### DOCUMENT EXTRACT
"""

Wait for it . . . . . .

BAM!

Yes, thanks to John Meehan of MeeThinks fame, the Crater now comes with hyper kung fu logo action. Cool huh?

Anyway, on with the show.

Quick & Dirty Results

Segment #1: Jim Cornette/Christian Interview
Segment #2: Raven, James Storm, & Bobby Roode def. Frankie Kazarian, Chris Harris, & Rhino in a Clockwork Orange House of Fun Match
Segment #3: Billy Gunn & D-Von Dudley def. Homicide & Rick Steiner
Segment #4: Samoa Joe/Kurt Angle Interview

Angle Numero Uno: Angle Cries, Interest in PPV Dies

TNA continues to book its wrestling program as though it were a bad sitcom, this time with Kurt Angle having a mental breakdown over his wife threatening to leave him. Again, my mind is boggled that TNA would be doing an angle involving domestic spats given recent real world events, though we’ll hit that issue again in more detail when we get to this week’s reader feedback.

I have to ask the question of how this is supposed to inspire anybody to buy Hard Justice. The obvious response by supporters of the storyline would be that we’re supposed to buy the PPV to see exactly what will happen when Karen stands in Samoa Joe’s corner for the main event. Once again, this company has failed to learn from its own history and will be doomed to repeat it. If you look at the Angle/Joe series, it is unquestionable that the biggest business success of the whole lot was the first match. The PPV that it headlined was purchased by roughly 60,000 fans, while the shows featuring the later matches in the series all did in TNA’s normal range of 15,000 to 25,000 buys. Some may claim that the reduction was due to the novelty of a Joe vs. Angle match no longer being present. Of course, this argument ignores the fact that there have been numerous feuds throughout history in which rematches have drawn more paying viewers than the initial encounter. In my opinion, the real cause of the dropoff was the difference in the booking leading in to the first match when compared to the booking leading in to the later matches. The first match featured a build on Impact that a traditional, straight up storyline. Two men developed a rivalry over who was the better performer, they cut some promos, they had some brawls, and, bam, you’ve got the biggest PPV success in company’s history. The later matches featured a bunch of over the top soap opera stories, including seventy-five heel/face turns and Angle breaking the ankle of “Joe’s girlfriend.” The ensuing pay per views bombed.

"""

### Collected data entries

"""

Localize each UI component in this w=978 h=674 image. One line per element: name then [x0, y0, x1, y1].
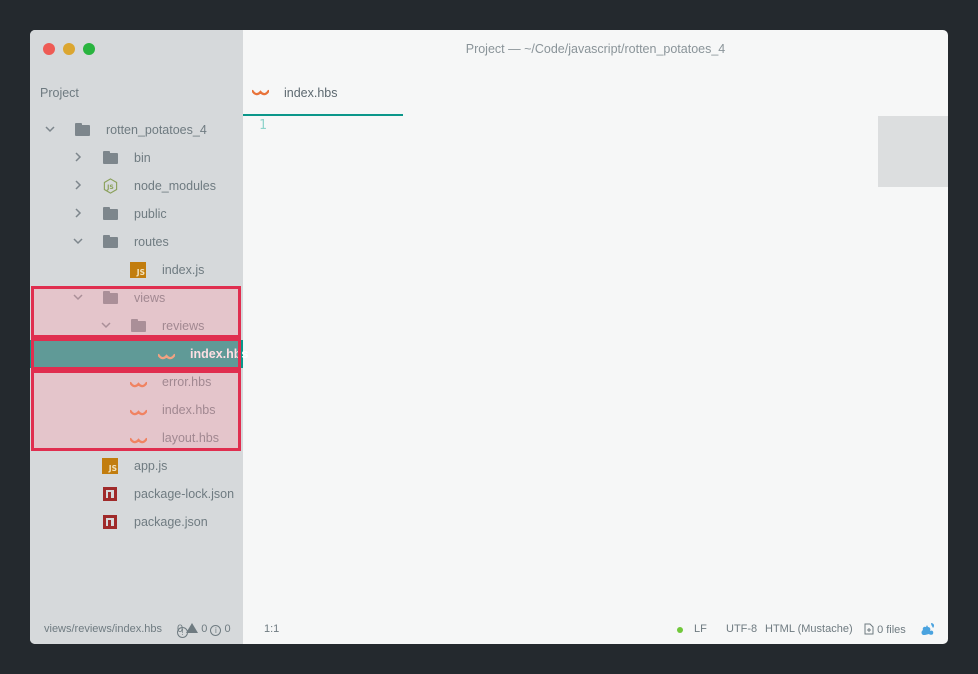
tree-item-label: public: [134, 207, 167, 221]
tree-item-label: index.hbs: [162, 403, 216, 417]
chevron-down-icon[interactable]: [73, 292, 83, 302]
tree-item-label: app.js: [134, 459, 168, 473]
tree-item-node-modules[interactable]: JS node_modules: [30, 172, 243, 200]
tab-index-hbs[interactable]: index.hbs: [243, 70, 403, 116]
chevron-down-icon[interactable]: [45, 124, 55, 134]
active-tab-indicator: [243, 114, 403, 116]
javascript-file-icon: JS: [130, 262, 147, 278]
folder-icon: [103, 234, 120, 250]
tree-item-bin[interactable]: bin: [30, 144, 243, 172]
line-number: 1: [259, 118, 267, 133]
window-title: Project — ~/Code/javascript/rotten_potat…: [465, 42, 726, 56]
mustache-icon: [130, 409, 147, 416]
tree-view-sidebar: Project rotten_potatoes_4 bin JS node_mo…: [30, 30, 248, 644]
status-diagnostics[interactable]: ! 0 0 i 0: [177, 623, 231, 638]
status-grammar[interactable]: HTML (Mustache): [765, 623, 853, 635]
tree-item-label: reviews: [162, 319, 205, 333]
git-files-label: 0 files: [877, 624, 906, 636]
tree-item-label: layout.hbs: [162, 431, 219, 445]
tree-item-label: error.hbs: [162, 375, 212, 389]
npm-icon: [102, 486, 119, 502]
status-encoding[interactable]: UTF-8: [726, 623, 757, 635]
status-cursor-position[interactable]: 1:1: [264, 623, 279, 635]
tree-item-routes[interactable]: routes: [30, 228, 243, 256]
tree-item-reviews[interactable]: reviews: [30, 312, 243, 340]
error-icon: !: [177, 627, 188, 638]
minimize-window-button[interactable]: [63, 43, 75, 55]
close-window-button[interactable]: [43, 43, 55, 55]
file-icon: [864, 623, 874, 635]
tree-item-rotten-potatoes-4[interactable]: rotten_potatoes_4: [30, 116, 243, 144]
tree-item-label: views: [134, 291, 166, 305]
tree-item-app-js[interactable]: JS app.js: [30, 452, 243, 480]
svg-text:JS: JS: [106, 184, 114, 191]
chevron-down-icon[interactable]: [73, 236, 83, 246]
maximize-window-button[interactable]: [83, 43, 95, 55]
squirrel-icon[interactable]: [920, 622, 935, 639]
chevron-right-icon[interactable]: [73, 208, 83, 218]
folder-icon: [103, 206, 120, 222]
tree-item-views-index-hbs[interactable]: index.hbs: [30, 396, 243, 424]
tree-item-reviews-index-hbs[interactable]: index.hbs: [30, 340, 248, 368]
mustache-icon: [158, 353, 175, 360]
tree-item-label: node_modules: [134, 179, 217, 193]
mustache-icon: [252, 89, 269, 96]
status-git-files[interactable]: 0 files: [864, 623, 906, 636]
warning-count: 0: [201, 623, 208, 635]
tree-item-label: index.hbs: [190, 347, 249, 361]
status-line-ending[interactable]: LF: [694, 623, 707, 635]
tab-label: index.hbs: [284, 86, 338, 100]
mustache-icon: [130, 381, 147, 388]
javascript-file-icon: JS: [102, 458, 119, 474]
folder-icon: [103, 290, 120, 306]
status-file-path[interactable]: views/reviews/index.hbs: [44, 623, 162, 635]
chevron-down-icon[interactable]: [101, 320, 111, 330]
tree-item-index-js[interactable]: JS index.js: [30, 256, 243, 284]
file-tree: rotten_potatoes_4 bin JS node_modules pu…: [30, 116, 248, 536]
tree-item-package-json[interactable]: package.json: [30, 508, 243, 536]
folder-icon: [75, 122, 92, 138]
tree-item-label: bin: [134, 151, 151, 165]
tree-item-public[interactable]: public: [30, 200, 243, 228]
npm-icon: [102, 514, 119, 530]
tree-item-layout-hbs[interactable]: layout.hbs: [30, 424, 243, 452]
tree-view-header: Project: [40, 86, 79, 100]
folder-icon: [131, 318, 148, 334]
tree-item-label: rotten_potatoes_4: [106, 123, 207, 137]
mustache-icon: [130, 437, 147, 444]
tree-item-label: routes: [134, 235, 169, 249]
minimap[interactable]: [878, 116, 948, 187]
info-count: 0: [224, 623, 231, 635]
tree-item-label: package.json: [134, 515, 208, 529]
editor-window: Project rotten_potatoes_4 bin JS node_mo…: [30, 30, 948, 644]
tree-item-error-hbs[interactable]: error.hbs: [30, 368, 243, 396]
chevron-right-icon[interactable]: [73, 180, 83, 190]
status-bar: views/reviews/index.hbs ! 0 0 i 0 1:1 LF…: [30, 619, 948, 641]
tree-item-views[interactable]: views: [30, 284, 243, 312]
tree-item-label: package-lock.json: [134, 487, 235, 501]
tree-item-label: index.js: [162, 263, 205, 277]
nodejs-icon: JS: [103, 178, 118, 194]
tree-item-package-lock-json[interactable]: package-lock.json: [30, 480, 243, 508]
info-icon: i: [210, 625, 222, 636]
chevron-right-icon[interactable]: [73, 152, 83, 162]
folder-icon: [103, 150, 120, 166]
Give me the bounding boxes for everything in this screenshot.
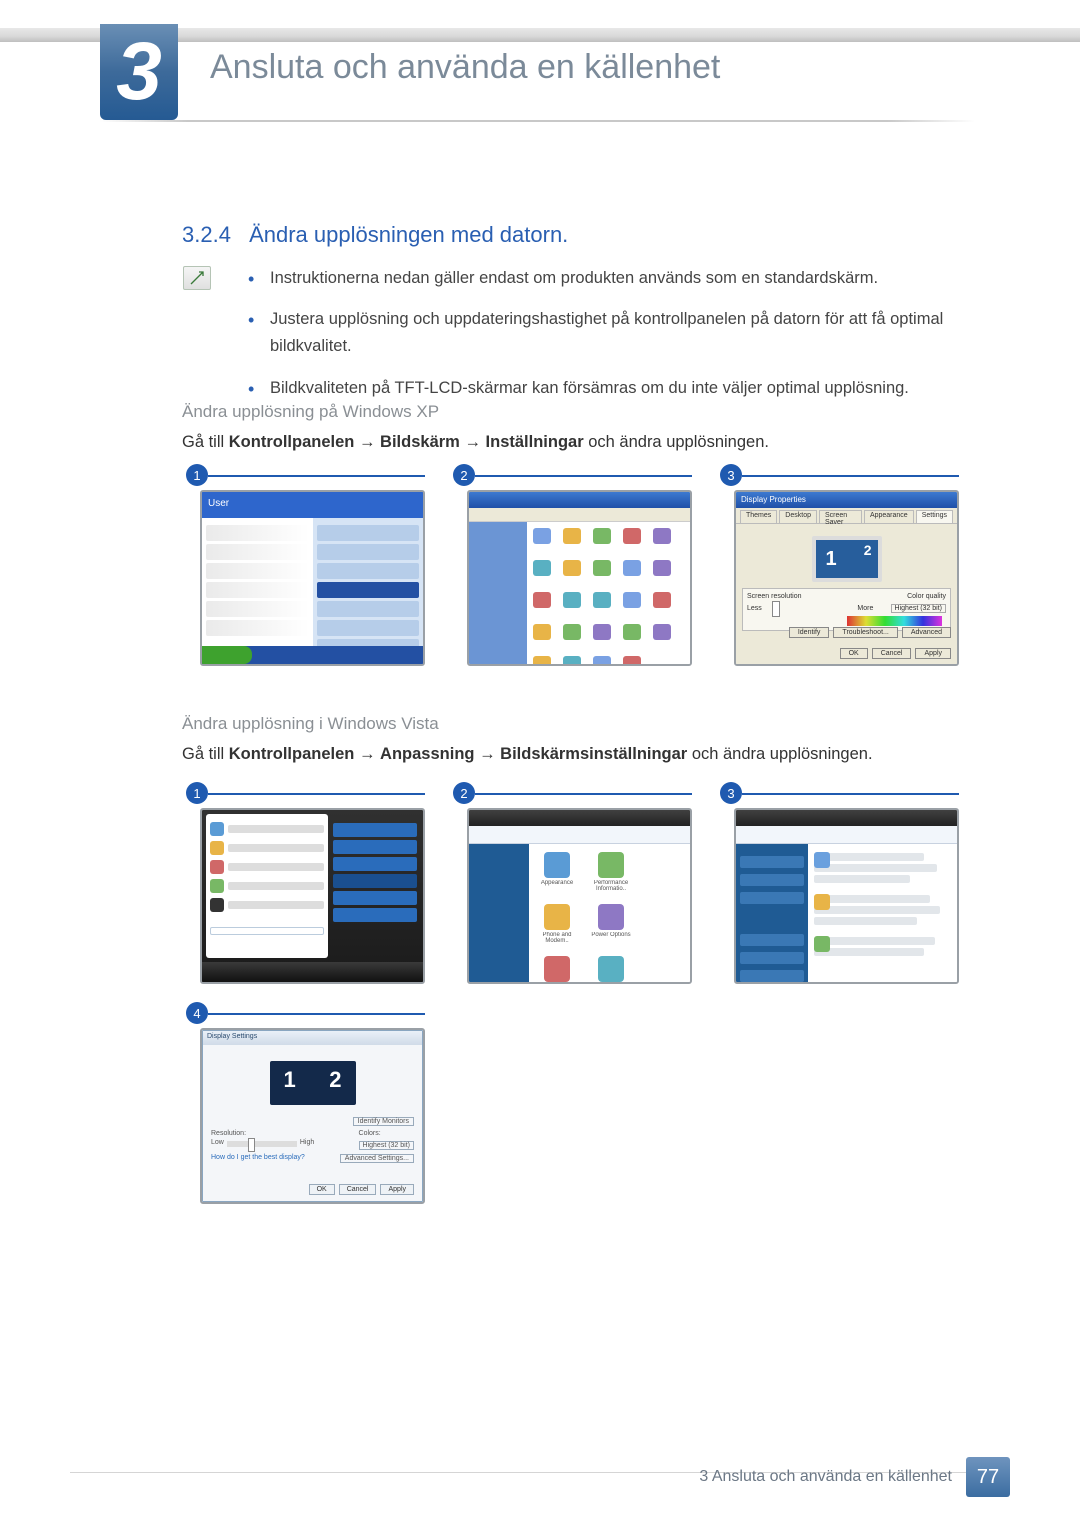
section-number: 3.2.4 bbox=[182, 222, 231, 247]
section-header: 3.2.4 Ändra upplösningen med datorn. bbox=[182, 222, 568, 248]
bullet-item: Bildkvaliteten på TFT-LCD-skärmar kan fö… bbox=[248, 375, 970, 402]
xp-shot-2: 2 bbox=[467, 472, 692, 666]
vista-subheading: Ändra upplösning i Windows Vista bbox=[182, 714, 439, 734]
chapter-title: Ansluta och använda en källenhet bbox=[210, 48, 720, 87]
vista-shot-4: 4 Display Settings 12 Identify Monitors … bbox=[200, 1010, 425, 1204]
step-badge: 3 bbox=[720, 464, 742, 486]
title-underline bbox=[100, 120, 975, 122]
window-title: Display Settings bbox=[203, 1031, 422, 1045]
bullet-item: Justera upplösning och uppdateringshasti… bbox=[248, 306, 970, 360]
vista-shot-3: 3 bbox=[734, 790, 959, 984]
note-icon bbox=[183, 266, 211, 290]
step-line bbox=[475, 475, 692, 477]
window-title: Display Properties bbox=[736, 492, 957, 508]
vista-startmenu-frame bbox=[200, 808, 425, 984]
monitor-preview: 12 bbox=[270, 1061, 356, 1105]
chapter-number: 3 bbox=[116, 31, 162, 113]
vista-shot-2: 2 Appearance Performance Informatio.. Ph… bbox=[467, 790, 692, 984]
step-line bbox=[742, 475, 959, 477]
bullet-list: Instruktionerna nedan gäller endast om p… bbox=[248, 265, 970, 416]
step-badge: 3 bbox=[720, 782, 742, 804]
page-number: 77 bbox=[966, 1457, 1010, 1497]
resolution-slider bbox=[227, 1141, 297, 1147]
xp-subheading: Ändra upplösning på Windows XP bbox=[182, 402, 439, 422]
step-badge: 1 bbox=[186, 464, 208, 486]
xp-instruction: Gå till Kontrollpanelen → Bildskärm → In… bbox=[182, 430, 970, 455]
color-bar bbox=[847, 616, 943, 626]
footer-label: 3 Ansluta och använda en källenhet bbox=[699, 1468, 952, 1486]
xp-screenshot-row: 1 User 2 3 D bbox=[200, 472, 959, 666]
xp-controlpanel-frame bbox=[467, 490, 692, 666]
step-badge: 1 bbox=[186, 782, 208, 804]
step-line bbox=[208, 475, 425, 477]
bullet-item: Instruktionerna nedan gäller endast om p… bbox=[248, 265, 970, 292]
step-badge: 4 bbox=[186, 1002, 208, 1024]
xp-shot-3: 3 Display Properties Themes Desktop Scre… bbox=[734, 472, 959, 666]
xp-displayprops-frame: Display Properties Themes Desktop Screen… bbox=[734, 490, 959, 666]
vista-screenshot-row-2: 4 Display Settings 12 Identify Monitors … bbox=[200, 1010, 425, 1204]
start-user: User bbox=[202, 492, 423, 518]
vista-personalization-frame bbox=[734, 808, 959, 984]
section-title: Ändra upplösningen med datorn. bbox=[249, 222, 568, 247]
xp-shot-1: 1 User bbox=[200, 472, 425, 666]
vista-displaysettings-frame: Display Settings 12 Identify Monitors Re… bbox=[200, 1028, 425, 1204]
vista-screenshot-row-1: 1 2 bbox=[200, 790, 959, 984]
vista-controlpanel-frame: Appearance Performance Informatio.. Phon… bbox=[467, 808, 692, 984]
chapter-number-badge: 3 bbox=[100, 24, 178, 120]
vista-shot-1: 1 bbox=[200, 790, 425, 984]
monitor-preview: 12 bbox=[812, 536, 882, 582]
step-badge: 2 bbox=[453, 782, 475, 804]
start-button bbox=[202, 646, 252, 664]
page-footer: 3 Ansluta och använda en källenhet 77 bbox=[699, 1457, 1010, 1497]
step-badge: 2 bbox=[453, 464, 475, 486]
xp-startmenu-frame: User bbox=[200, 490, 425, 666]
vista-instruction: Gå till Kontrollpanelen → Anpassning → B… bbox=[182, 742, 970, 767]
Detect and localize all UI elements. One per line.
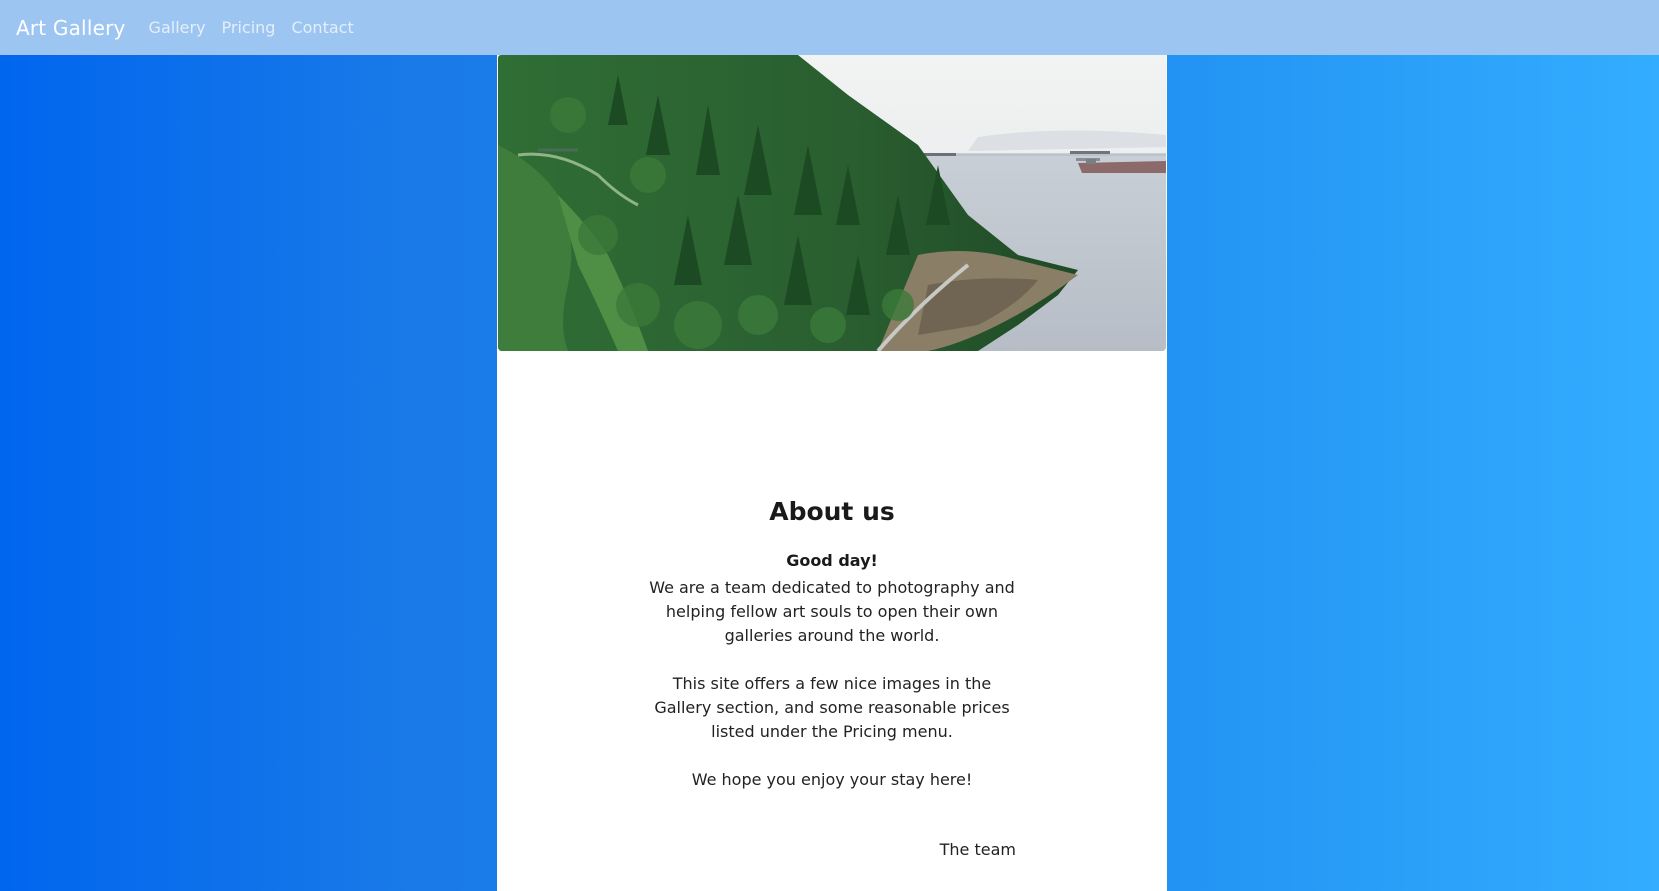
nav-link-gallery[interactable]: Gallery [149, 18, 206, 37]
nav-link-contact[interactable]: Contact [291, 18, 353, 37]
nav-link-pricing[interactable]: Pricing [222, 18, 276, 37]
intro-paragraph: We are a team dedicated to photography a… [649, 578, 1015, 645]
signature-text: The team [939, 840, 1016, 859]
closing-paragraph: We hope you enjoy your stay here! [691, 770, 973, 789]
top-navbar: Art Gallery Gallery Pricing Contact [0, 0, 1659, 55]
about-title: About us [769, 497, 895, 526]
hero-landscape-illustration [498, 55, 1166, 351]
site-info-paragraph: This site offers a few nice images in th… [654, 674, 1010, 741]
greeting-text: Good day! [786, 551, 878, 570]
hero-image [498, 55, 1166, 351]
brand-link[interactable]: Art Gallery [16, 16, 126, 40]
about-card: About us Good day! We are a team dedicat… [497, 55, 1167, 891]
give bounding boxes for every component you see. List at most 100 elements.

"""

### WHAT THE TASK ASKS
Transcribe the stretch of the TNA wrestling column from "Wait for it" through "with the show.", leaving every word and mark unchanged.

### FINAL RESULT
Wait for it . . . . . .

BAM!

Yes, thanks to John Meehan of MeeThinks fame, the Crater now comes with hyper kung fu logo action. Cool huh?

Anyway, on with the show.